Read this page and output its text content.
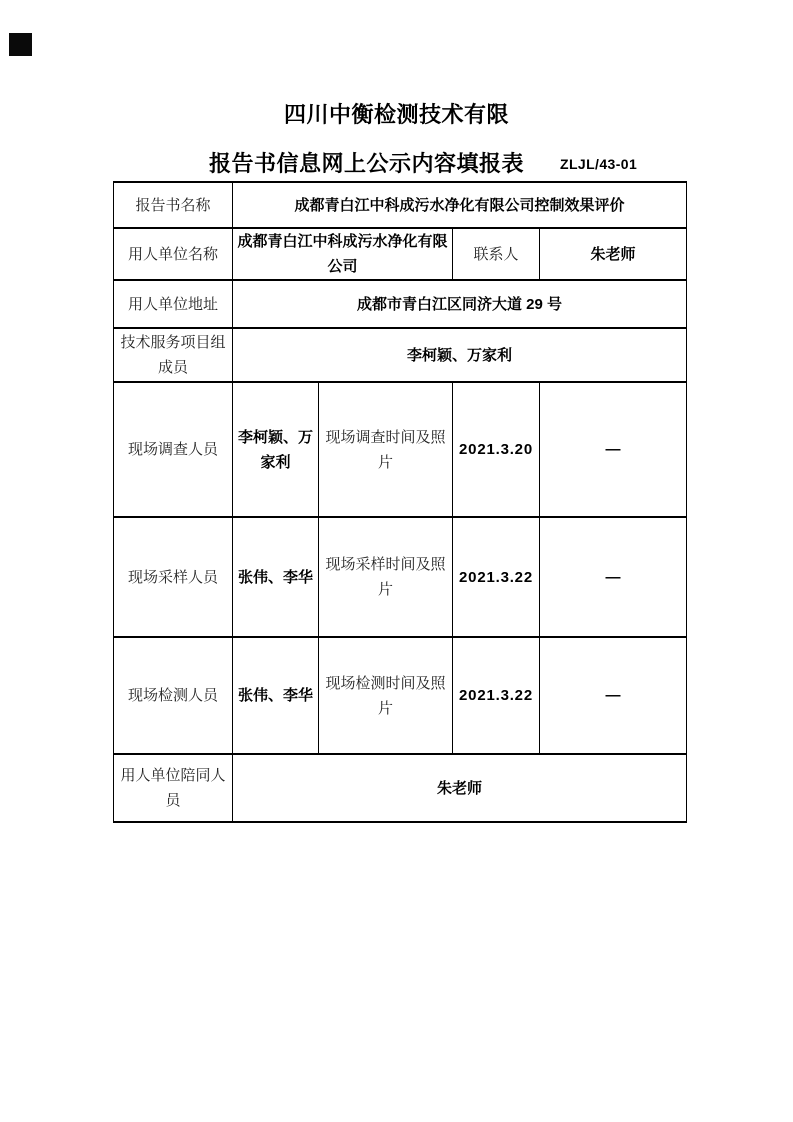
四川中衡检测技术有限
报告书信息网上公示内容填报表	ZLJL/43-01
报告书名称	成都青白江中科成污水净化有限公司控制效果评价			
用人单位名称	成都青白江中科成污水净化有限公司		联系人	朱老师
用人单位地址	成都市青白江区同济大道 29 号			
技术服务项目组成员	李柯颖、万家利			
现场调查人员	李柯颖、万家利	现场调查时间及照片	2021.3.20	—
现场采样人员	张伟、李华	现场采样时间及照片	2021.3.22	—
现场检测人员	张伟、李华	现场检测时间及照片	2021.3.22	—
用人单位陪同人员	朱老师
○ ○ ○ ○
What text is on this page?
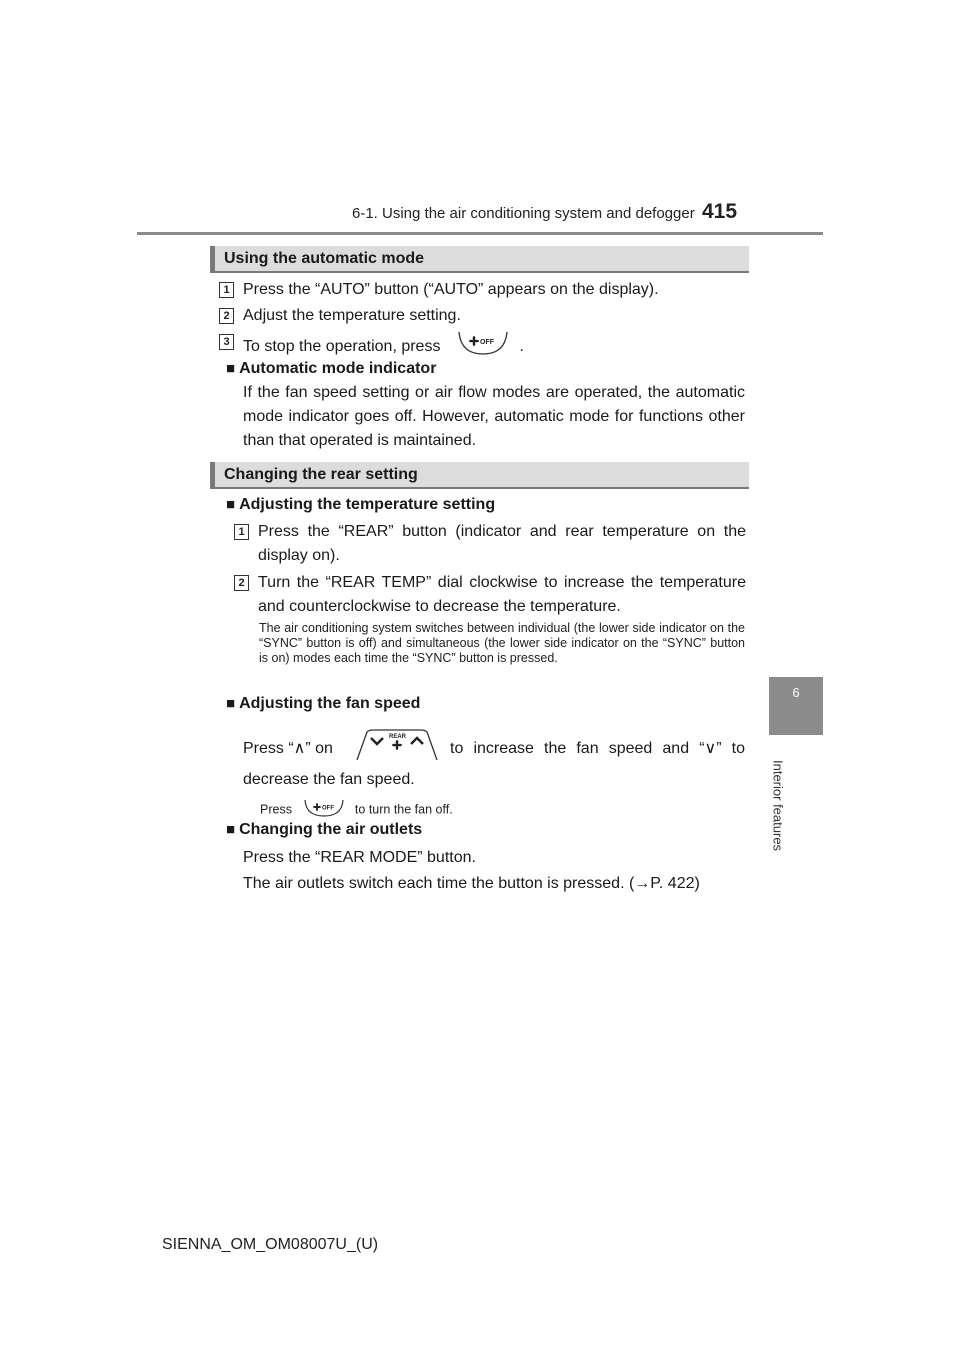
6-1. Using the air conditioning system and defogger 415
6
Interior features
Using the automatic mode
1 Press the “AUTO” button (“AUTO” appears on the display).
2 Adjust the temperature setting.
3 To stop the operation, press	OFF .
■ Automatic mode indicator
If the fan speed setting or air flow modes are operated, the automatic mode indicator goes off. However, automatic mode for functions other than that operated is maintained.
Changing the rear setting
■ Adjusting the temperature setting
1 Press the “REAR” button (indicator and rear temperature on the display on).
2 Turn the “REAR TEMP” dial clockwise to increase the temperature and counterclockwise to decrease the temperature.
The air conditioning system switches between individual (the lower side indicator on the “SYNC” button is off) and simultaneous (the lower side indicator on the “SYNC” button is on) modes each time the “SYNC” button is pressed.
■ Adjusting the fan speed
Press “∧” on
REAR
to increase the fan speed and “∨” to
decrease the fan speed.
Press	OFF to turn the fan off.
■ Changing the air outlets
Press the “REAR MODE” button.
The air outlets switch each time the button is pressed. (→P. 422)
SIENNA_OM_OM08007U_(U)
○ ○ ○ ○
Short problem:
Select from the material above each line in which the string "this" appears, and list those lines.

Exercise response:
Read this page and output its text content.
What text is on this page?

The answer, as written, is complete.